**TASK DETAILS**: List all lines of the data containing the word "SEJUSP".

RAW RECORDS start

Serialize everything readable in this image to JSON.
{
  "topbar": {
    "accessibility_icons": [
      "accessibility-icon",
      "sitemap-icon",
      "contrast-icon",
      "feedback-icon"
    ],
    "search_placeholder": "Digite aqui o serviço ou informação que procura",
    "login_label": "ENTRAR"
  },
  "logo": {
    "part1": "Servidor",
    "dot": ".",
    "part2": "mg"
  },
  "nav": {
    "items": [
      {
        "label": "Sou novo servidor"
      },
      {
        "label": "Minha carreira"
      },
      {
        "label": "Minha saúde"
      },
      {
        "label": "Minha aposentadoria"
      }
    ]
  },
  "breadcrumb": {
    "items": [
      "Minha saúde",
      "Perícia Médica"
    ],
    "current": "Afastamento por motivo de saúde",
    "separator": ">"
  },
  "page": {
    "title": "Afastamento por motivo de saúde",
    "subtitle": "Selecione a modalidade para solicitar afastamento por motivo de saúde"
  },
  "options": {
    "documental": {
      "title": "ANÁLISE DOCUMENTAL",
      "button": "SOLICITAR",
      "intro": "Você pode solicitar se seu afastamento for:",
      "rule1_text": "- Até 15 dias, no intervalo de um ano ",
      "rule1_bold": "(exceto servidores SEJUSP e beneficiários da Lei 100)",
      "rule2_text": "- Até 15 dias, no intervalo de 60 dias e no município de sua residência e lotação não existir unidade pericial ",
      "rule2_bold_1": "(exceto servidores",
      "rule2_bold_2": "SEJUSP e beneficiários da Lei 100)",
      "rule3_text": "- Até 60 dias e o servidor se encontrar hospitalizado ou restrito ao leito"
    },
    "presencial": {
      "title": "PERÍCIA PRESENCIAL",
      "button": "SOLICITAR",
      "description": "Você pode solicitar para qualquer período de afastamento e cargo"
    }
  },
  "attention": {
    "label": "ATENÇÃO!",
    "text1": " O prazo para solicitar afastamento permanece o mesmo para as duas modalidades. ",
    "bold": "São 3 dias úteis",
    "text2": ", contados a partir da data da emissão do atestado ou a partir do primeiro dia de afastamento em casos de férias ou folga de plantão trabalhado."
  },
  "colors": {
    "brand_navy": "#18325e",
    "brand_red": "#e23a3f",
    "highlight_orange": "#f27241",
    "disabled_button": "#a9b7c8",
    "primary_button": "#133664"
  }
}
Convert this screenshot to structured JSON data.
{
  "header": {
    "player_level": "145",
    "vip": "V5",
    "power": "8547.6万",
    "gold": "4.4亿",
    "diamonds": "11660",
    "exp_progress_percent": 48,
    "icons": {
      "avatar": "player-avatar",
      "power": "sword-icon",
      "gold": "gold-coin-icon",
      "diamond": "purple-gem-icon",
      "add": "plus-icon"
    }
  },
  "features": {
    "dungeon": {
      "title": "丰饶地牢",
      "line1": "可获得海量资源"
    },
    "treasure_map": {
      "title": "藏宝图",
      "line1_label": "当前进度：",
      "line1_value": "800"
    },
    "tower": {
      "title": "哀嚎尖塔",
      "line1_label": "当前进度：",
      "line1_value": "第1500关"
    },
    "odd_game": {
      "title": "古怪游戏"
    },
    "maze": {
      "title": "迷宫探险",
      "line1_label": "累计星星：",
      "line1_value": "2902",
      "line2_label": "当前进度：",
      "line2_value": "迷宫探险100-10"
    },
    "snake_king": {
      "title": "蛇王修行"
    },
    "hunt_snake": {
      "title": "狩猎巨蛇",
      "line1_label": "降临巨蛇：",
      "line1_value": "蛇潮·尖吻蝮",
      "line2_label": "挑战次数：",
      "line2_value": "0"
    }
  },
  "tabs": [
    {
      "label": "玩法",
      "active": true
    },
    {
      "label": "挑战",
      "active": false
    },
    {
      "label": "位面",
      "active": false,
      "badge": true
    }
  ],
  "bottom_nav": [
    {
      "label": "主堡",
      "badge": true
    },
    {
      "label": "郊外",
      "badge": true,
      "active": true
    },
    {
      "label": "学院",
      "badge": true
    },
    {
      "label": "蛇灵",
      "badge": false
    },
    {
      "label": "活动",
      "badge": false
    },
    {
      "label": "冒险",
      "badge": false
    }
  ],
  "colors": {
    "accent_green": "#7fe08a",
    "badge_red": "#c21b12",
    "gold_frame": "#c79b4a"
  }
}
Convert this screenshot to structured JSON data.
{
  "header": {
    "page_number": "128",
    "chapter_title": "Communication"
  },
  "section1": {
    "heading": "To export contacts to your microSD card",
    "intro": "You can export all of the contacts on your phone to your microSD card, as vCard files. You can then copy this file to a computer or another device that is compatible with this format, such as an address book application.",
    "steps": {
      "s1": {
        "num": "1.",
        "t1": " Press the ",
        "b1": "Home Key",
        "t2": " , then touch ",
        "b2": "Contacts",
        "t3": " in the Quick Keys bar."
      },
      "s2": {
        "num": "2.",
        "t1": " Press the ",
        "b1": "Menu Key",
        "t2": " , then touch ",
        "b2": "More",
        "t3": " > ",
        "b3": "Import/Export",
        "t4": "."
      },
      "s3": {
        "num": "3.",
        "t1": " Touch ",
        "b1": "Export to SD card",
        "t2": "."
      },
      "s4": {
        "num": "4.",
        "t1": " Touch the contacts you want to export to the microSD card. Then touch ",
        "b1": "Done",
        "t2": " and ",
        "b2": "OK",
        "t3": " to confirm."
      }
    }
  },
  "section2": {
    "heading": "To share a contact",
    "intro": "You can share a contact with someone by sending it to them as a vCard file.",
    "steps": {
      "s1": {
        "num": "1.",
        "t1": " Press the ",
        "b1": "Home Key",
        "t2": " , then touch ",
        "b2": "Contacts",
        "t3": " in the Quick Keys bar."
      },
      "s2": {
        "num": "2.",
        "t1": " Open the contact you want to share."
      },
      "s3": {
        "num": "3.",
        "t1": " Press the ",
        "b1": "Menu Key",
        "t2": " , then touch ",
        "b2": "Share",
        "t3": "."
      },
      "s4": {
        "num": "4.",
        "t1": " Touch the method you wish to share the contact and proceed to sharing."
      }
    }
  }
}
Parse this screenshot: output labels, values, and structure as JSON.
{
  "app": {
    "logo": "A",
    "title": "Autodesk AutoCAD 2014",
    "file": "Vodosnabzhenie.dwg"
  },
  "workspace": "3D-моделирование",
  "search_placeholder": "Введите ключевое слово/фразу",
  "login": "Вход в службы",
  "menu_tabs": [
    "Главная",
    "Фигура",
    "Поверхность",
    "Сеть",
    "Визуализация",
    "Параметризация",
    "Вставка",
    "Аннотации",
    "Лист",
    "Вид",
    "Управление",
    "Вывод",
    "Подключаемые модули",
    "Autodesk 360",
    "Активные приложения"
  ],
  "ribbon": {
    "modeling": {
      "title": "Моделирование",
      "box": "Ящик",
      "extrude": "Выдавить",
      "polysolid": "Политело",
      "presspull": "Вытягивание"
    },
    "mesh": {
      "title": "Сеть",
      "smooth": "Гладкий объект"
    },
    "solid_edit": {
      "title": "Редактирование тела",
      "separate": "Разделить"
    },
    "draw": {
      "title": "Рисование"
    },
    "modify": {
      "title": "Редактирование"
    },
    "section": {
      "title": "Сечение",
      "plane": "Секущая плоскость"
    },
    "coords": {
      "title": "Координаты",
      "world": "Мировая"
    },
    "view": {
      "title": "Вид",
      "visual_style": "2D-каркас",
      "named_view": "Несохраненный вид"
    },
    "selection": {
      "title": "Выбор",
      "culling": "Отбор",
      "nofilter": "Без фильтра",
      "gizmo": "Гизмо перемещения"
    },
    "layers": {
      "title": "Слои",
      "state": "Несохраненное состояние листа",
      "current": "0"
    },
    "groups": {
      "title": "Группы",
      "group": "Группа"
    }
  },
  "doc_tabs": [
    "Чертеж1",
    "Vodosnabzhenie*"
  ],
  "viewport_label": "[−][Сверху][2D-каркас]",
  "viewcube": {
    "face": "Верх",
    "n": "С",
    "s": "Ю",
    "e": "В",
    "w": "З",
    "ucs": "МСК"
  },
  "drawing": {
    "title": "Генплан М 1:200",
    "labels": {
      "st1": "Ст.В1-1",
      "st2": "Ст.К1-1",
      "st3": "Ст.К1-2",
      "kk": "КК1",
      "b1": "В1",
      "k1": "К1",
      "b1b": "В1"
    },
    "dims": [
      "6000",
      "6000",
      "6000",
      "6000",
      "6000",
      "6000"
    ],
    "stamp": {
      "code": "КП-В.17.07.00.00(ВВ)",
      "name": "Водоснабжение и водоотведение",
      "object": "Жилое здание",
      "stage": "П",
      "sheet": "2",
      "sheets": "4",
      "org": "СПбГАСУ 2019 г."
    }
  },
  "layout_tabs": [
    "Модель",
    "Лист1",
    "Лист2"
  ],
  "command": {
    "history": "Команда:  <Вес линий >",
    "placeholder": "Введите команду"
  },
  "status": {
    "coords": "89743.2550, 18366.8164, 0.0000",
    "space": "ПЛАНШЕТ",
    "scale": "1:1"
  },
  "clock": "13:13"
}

RAW RECORDS end

**RESPONSE**:
      "rule1_bold": "(exceto servidores SEJUSP e beneficiários da Lei 100)",
      "rule2_bold_2": "SEJUSP e beneficiários da Lei 100)",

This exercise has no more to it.